**DO THIS**
It is required that all of the data be written out exactly.

**Dataset excerpt**
====================
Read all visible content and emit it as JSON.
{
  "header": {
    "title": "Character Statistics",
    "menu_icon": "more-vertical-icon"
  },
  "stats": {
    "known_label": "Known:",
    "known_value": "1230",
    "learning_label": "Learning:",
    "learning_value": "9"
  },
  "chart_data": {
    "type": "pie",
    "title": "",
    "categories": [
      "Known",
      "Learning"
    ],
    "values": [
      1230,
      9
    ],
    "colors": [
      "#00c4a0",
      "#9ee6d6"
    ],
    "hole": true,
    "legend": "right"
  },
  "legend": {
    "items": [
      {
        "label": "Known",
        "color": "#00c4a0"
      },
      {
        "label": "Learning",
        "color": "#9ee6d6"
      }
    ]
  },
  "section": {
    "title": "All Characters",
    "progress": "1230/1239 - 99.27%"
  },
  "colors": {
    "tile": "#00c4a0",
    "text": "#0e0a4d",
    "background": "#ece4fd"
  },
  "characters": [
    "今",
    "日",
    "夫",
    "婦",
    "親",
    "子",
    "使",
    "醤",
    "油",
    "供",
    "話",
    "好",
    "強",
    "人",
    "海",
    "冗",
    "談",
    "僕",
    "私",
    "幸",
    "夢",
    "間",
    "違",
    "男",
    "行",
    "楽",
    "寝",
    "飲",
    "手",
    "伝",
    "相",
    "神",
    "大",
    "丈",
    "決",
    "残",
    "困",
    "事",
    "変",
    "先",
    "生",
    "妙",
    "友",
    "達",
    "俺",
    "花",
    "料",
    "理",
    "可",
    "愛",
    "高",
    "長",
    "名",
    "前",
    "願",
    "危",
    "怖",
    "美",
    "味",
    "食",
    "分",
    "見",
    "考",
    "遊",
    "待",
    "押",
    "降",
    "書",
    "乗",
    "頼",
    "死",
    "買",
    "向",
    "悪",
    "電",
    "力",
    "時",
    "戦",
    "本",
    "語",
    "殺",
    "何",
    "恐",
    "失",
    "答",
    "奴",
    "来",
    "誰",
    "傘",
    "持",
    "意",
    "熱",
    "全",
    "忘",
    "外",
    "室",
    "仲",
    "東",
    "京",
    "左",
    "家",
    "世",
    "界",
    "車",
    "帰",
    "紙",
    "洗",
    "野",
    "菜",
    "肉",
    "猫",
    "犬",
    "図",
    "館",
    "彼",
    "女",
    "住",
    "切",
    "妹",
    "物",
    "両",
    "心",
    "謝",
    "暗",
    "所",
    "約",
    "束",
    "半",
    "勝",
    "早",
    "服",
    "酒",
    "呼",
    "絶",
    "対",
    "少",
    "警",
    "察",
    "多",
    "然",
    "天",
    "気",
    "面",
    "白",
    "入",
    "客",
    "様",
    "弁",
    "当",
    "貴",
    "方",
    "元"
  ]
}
====================
**RESPONSE TO THE TASK**
Read all visible content and emit it as JSON.
{
  "header": {
    "title": "Character Statistics",
    "menu_icon": "more-vertical-icon"
  },
  "stats": {
    "known_label": "Known:",
    "known_value": "1230",
    "learning_label": "Learning:",
    "learning_value": "9"
  },
  "chart_data": {
    "type": "pie",
    "title": "",
    "categories": [
      "Known",
      "Learning"
    ],
    "values": [
      1230,
      9
    ],
    "colors": [
      "#00c4a0",
      "#9ee6d6"
    ],
    "hole": true,
    "legend": "right"
  },
  "legend": {
    "items": [
      {
        "label": "Known",
        "color": "#00c4a0"
      },
      {
        "label": "Learning",
        "color": "#9ee6d6"
      }
    ]
  },
  "section": {
    "title": "All Characters",
    "progress": "1230/1239 - 99.27%"
  },
  "colors": {
    "tile": "#00c4a0",
    "text": "#0e0a4d",
    "background": "#ece4fd"
  },
  "characters": [
    "今",
    "日",
    "夫",
    "婦",
    "親",
    "子",
    "使",
    "醤",
    "油",
    "供",
    "話",
    "好",
    "強",
    "人",
    "海",
    "冗",
    "談",
    "僕",
    "私",
    "幸",
    "夢",
    "間",
    "違",
    "男",
    "行",
    "楽",
    "寝",
    "飲",
    "手",
    "伝",
    "相",
    "神",
    "大",
    "丈",
    "決",
    "残",
    "困",
    "事",
    "変",
    "先",
    "生",
    "妙",
    "友",
    "達",
    "俺",
    "花",
    "料",
    "理",
    "可",
    "愛",
    "高",
    "長",
    "名",
    "前",
    "願",
    "危",
    "怖",
    "美",
    "味",
    "食",
    "分",
    "見",
    "考",
    "遊",
    "待",
    "押",
    "降",
    "書",
    "乗",
    "頼",
    "死",
    "買",
    "向",
    "悪",
    "電",
    "力",
    "時",
    "戦",
    "本",
    "語",
    "殺",
    "何",
    "恐",
    "失",
    "答",
    "奴",
    "来",
    "誰",
    "傘",
    "持",
    "意",
    "熱",
    "全",
    "忘",
    "外",
    "室",
    "仲",
    "東",
    "京",
    "左",
    "家",
    "世",
    "界",
    "車",
    "帰",
    "紙",
    "洗",
    "野",
    "菜",
    "肉",
    "猫",
    "犬",
    "図",
    "館",
    "彼",
    "女",
    "住",
    "切",
    "妹",
    "物",
    "両",
    "心",
    "謝",
    "暗",
    "所",
    "約",
    "束",
    "半",
    "勝",
    "早",
    "服",
    "酒",
    "呼",
    "絶",
    "対",
    "少",
    "警",
    "察",
    "多",
    "然",
    "天",
    "気",
    "面",
    "白",
    "入",
    "客",
    "様",
    "弁",
    "当",
    "貴",
    "方",
    "元"
  ]
}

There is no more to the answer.